[WHAT IS EXPECTED]: Look through the lines below and extract any with the word "JSON".

(Structured figure records)
— begin —

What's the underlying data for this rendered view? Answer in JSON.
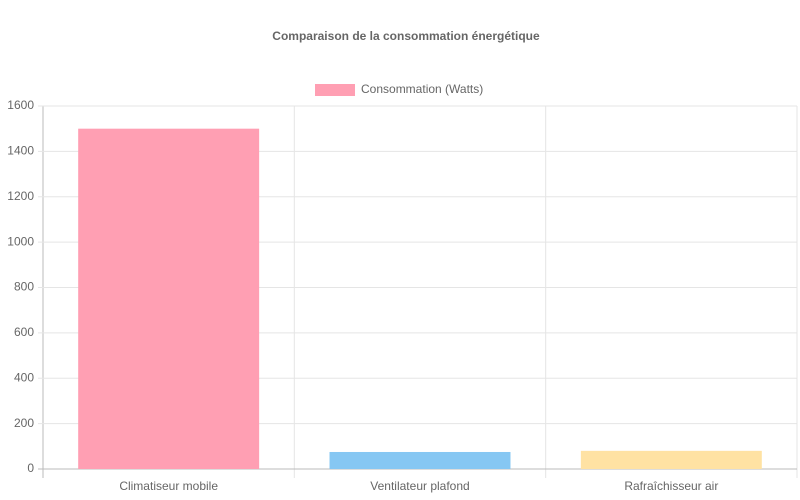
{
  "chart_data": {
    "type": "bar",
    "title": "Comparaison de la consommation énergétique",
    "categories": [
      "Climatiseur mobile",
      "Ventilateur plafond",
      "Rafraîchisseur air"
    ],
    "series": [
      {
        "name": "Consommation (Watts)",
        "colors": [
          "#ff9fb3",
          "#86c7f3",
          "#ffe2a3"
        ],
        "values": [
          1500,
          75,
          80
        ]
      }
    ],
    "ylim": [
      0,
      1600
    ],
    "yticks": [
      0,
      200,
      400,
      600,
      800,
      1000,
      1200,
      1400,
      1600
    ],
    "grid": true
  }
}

— end —
— begin —

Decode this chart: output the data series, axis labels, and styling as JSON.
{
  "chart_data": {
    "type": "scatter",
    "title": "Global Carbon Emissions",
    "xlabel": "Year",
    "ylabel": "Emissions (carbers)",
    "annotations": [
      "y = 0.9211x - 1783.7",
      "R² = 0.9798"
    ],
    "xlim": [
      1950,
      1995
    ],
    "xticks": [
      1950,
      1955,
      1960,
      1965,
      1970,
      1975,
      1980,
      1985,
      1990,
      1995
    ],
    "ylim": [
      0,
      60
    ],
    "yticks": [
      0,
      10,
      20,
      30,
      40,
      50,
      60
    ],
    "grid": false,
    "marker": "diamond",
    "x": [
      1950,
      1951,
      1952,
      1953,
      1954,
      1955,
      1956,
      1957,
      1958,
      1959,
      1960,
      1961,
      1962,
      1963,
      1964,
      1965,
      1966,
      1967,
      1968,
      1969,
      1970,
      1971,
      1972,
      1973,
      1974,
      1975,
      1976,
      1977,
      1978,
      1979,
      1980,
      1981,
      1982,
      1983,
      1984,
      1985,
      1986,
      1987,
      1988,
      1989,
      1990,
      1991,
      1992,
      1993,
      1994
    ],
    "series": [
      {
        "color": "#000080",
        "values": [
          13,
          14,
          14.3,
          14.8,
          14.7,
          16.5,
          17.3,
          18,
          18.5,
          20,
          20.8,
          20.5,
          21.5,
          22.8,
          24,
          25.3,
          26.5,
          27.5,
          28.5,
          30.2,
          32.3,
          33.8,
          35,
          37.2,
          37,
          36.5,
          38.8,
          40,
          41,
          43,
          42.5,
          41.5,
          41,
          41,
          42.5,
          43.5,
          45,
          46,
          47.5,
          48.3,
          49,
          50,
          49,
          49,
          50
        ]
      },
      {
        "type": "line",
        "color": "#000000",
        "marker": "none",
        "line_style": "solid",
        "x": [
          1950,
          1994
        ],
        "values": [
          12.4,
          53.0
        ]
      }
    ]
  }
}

— end —

[OUTPUT FOR THIS TASK]:
What's the underlying data for this rendered view? Answer in JSON.
Decode this chart: output the data series, axis labels, and styling as JSON.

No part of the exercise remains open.